[begin RECORDS PROVIDED]

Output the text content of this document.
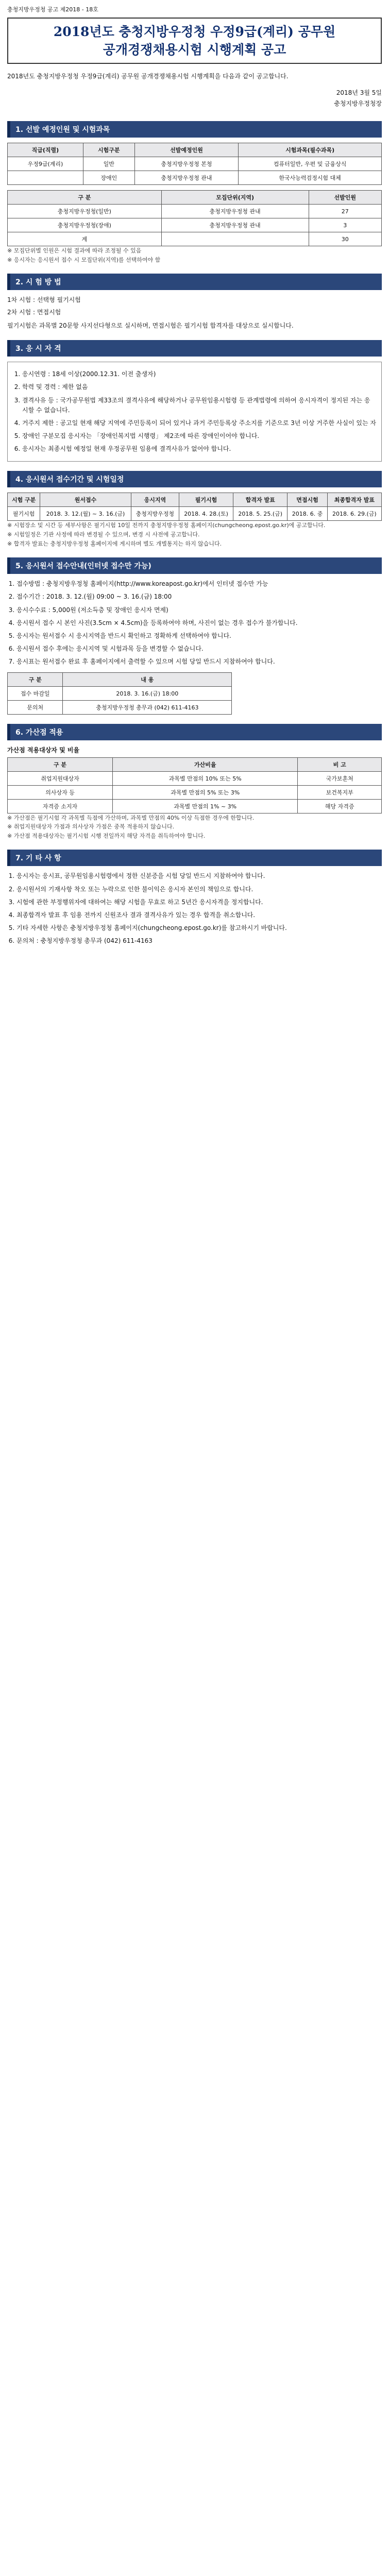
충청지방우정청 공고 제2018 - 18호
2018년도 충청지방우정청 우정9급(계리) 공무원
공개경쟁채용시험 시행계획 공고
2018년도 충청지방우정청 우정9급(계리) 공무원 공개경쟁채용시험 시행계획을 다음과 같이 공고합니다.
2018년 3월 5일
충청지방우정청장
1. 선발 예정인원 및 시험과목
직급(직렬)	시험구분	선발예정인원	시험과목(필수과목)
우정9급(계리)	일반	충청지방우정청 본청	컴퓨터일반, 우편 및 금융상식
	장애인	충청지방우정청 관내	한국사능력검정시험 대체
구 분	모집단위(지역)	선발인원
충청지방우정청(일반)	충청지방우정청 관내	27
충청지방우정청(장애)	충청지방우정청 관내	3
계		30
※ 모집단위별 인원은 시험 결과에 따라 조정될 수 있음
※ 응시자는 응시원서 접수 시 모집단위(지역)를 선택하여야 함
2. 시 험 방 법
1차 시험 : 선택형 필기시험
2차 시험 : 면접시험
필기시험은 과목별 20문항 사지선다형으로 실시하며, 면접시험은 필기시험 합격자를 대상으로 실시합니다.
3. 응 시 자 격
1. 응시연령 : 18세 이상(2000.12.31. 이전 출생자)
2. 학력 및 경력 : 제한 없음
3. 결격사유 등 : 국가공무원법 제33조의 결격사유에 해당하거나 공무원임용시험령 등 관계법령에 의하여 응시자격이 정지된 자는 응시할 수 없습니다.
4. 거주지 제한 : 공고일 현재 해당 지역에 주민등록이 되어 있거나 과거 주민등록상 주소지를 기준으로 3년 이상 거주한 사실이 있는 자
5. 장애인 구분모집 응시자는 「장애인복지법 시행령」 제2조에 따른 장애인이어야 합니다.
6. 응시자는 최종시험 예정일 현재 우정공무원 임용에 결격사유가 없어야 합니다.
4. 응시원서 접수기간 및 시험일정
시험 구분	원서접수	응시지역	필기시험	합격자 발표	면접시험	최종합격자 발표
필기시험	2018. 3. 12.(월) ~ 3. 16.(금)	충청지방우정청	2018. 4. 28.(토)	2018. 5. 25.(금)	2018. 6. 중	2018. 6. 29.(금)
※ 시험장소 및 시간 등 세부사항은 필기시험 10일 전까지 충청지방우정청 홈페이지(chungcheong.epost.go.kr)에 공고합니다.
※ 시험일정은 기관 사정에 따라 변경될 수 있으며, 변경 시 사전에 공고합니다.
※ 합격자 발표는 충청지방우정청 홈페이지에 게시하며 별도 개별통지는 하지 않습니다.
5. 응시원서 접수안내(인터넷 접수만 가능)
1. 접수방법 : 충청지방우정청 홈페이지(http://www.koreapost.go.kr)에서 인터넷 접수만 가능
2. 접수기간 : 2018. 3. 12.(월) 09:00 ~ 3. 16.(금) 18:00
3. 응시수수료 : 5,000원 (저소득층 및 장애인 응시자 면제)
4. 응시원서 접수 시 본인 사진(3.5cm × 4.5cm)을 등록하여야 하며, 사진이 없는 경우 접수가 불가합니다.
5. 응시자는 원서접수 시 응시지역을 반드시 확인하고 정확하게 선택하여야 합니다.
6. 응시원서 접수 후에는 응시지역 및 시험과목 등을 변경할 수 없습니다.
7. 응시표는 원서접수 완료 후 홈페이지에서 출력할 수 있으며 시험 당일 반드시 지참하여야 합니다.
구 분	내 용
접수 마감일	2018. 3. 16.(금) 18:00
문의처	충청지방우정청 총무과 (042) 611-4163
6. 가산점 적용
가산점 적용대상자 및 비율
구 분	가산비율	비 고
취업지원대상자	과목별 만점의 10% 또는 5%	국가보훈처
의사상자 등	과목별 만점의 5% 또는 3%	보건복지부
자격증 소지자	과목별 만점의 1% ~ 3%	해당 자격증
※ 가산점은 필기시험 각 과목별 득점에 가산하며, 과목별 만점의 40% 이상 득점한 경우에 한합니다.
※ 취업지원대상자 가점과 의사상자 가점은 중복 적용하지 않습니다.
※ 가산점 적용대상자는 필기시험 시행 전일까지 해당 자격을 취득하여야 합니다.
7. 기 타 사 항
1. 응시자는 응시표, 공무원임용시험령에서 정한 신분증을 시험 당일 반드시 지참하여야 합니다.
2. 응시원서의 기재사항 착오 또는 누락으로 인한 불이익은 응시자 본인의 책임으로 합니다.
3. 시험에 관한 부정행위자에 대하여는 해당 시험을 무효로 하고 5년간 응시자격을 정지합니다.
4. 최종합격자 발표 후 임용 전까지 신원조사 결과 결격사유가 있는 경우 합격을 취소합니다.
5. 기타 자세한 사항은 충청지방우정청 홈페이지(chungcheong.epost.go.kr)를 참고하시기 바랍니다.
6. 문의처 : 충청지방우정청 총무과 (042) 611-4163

[end RECORDS PROVIDED]

TASK OBJECTIVE ▸ Give every line above again exactly, with no pictures.

RESULT FOR THIS TASK ▸
Output the text content of this document.
충청지방우정청 공고 제2018 - 18호
2018년도 충청지방우정청 우정9급(계리) 공무원
공개경쟁채용시험 시행계획 공고
2018년도 충청지방우정청 우정9급(계리) 공무원 공개경쟁채용시험 시행계획을 다음과 같이 공고합니다.
2018년 3월 5일
충청지방우정청장
1. 선발 예정인원 및 시험과목
직급(직렬)	시험구분	선발예정인원	시험과목(필수과목)
우정9급(계리)	일반	충청지방우정청 본청	컴퓨터일반, 우편 및 금융상식
	장애인	충청지방우정청 관내	한국사능력검정시험 대체
구 분	모집단위(지역)	선발인원
충청지방우정청(일반)	충청지방우정청 관내	27
충청지방우정청(장애)	충청지방우정청 관내	3
계		30
※ 모집단위별 인원은 시험 결과에 따라 조정될 수 있음
※ 응시자는 응시원서 접수 시 모집단위(지역)를 선택하여야 함
2. 시 험 방 법
1차 시험 : 선택형 필기시험
2차 시험 : 면접시험
필기시험은 과목별 20문항 사지선다형으로 실시하며, 면접시험은 필기시험 합격자를 대상으로 실시합니다.
3. 응 시 자 격
1. 응시연령 : 18세 이상(2000.12.31. 이전 출생자)
2. 학력 및 경력 : 제한 없음
3. 결격사유 등 : 국가공무원법 제33조의 결격사유에 해당하거나 공무원임용시험령 등 관계법령에 의하여 응시자격이 정지된 자는 응시할 수 없습니다.
4. 거주지 제한 : 공고일 현재 해당 지역에 주민등록이 되어 있거나 과거 주민등록상 주소지를 기준으로 3년 이상 거주한 사실이 있는 자
5. 장애인 구분모집 응시자는 「장애인복지법 시행령」 제2조에 따른 장애인이어야 합니다.
6. 응시자는 최종시험 예정일 현재 우정공무원 임용에 결격사유가 없어야 합니다.
4. 응시원서 접수기간 및 시험일정
시험 구분	원서접수	응시지역	필기시험	합격자 발표	면접시험	최종합격자 발표
필기시험	2018. 3. 12.(월) ~ 3. 16.(금)	충청지방우정청	2018. 4. 28.(토)	2018. 5. 25.(금)	2018. 6. 중	2018. 6. 29.(금)
※ 시험장소 및 시간 등 세부사항은 필기시험 10일 전까지 충청지방우정청 홈페이지(chungcheong.epost.go.kr)에 공고합니다.
※ 시험일정은 기관 사정에 따라 변경될 수 있으며, 변경 시 사전에 공고합니다.
※ 합격자 발표는 충청지방우정청 홈페이지에 게시하며 별도 개별통지는 하지 않습니다.
5. 응시원서 접수안내(인터넷 접수만 가능)
1. 접수방법 : 충청지방우정청 홈페이지(http://www.koreapost.go.kr)에서 인터넷 접수만 가능
2. 접수기간 : 2018. 3. 12.(월) 09:00 ~ 3. 16.(금) 18:00
3. 응시수수료 : 5,000원 (저소득층 및 장애인 응시자 면제)
4. 응시원서 접수 시 본인 사진(3.5cm × 4.5cm)을 등록하여야 하며, 사진이 없는 경우 접수가 불가합니다.
5. 응시자는 원서접수 시 응시지역을 반드시 확인하고 정확하게 선택하여야 합니다.
6. 응시원서 접수 후에는 응시지역 및 시험과목 등을 변경할 수 없습니다.
7. 응시표는 원서접수 완료 후 홈페이지에서 출력할 수 있으며 시험 당일 반드시 지참하여야 합니다.
구 분	내 용
접수 마감일	2018. 3. 16.(금) 18:00
문의처	충청지방우정청 총무과 (042) 611-4163
6. 가산점 적용
가산점 적용대상자 및 비율
구 분	가산비율	비 고
취업지원대상자	과목별 만점의 10% 또는 5%	국가보훈처
의사상자 등	과목별 만점의 5% 또는 3%	보건복지부
자격증 소지자	과목별 만점의 1% ~ 3%	해당 자격증
※ 가산점은 필기시험 각 과목별 득점에 가산하며, 과목별 만점의 40% 이상 득점한 경우에 한합니다.
※ 취업지원대상자 가점과 의사상자 가점은 중복 적용하지 않습니다.
※ 가산점 적용대상자는 필기시험 시행 전일까지 해당 자격을 취득하여야 합니다.
7. 기 타 사 항
1. 응시자는 응시표, 공무원임용시험령에서 정한 신분증을 시험 당일 반드시 지참하여야 합니다.
2. 응시원서의 기재사항 착오 또는 누락으로 인한 불이익은 응시자 본인의 책임으로 합니다.
3. 시험에 관한 부정행위자에 대하여는 해당 시험을 무효로 하고 5년간 응시자격을 정지합니다.
4. 최종합격자 발표 후 임용 전까지 신원조사 결과 결격사유가 있는 경우 합격을 취소합니다.
5. 기타 자세한 사항은 충청지방우정청 홈페이지(chungcheong.epost.go.kr)를 참고하시기 바랍니다.
6. 문의처 : 충청지방우정청 총무과 (042) 611-4163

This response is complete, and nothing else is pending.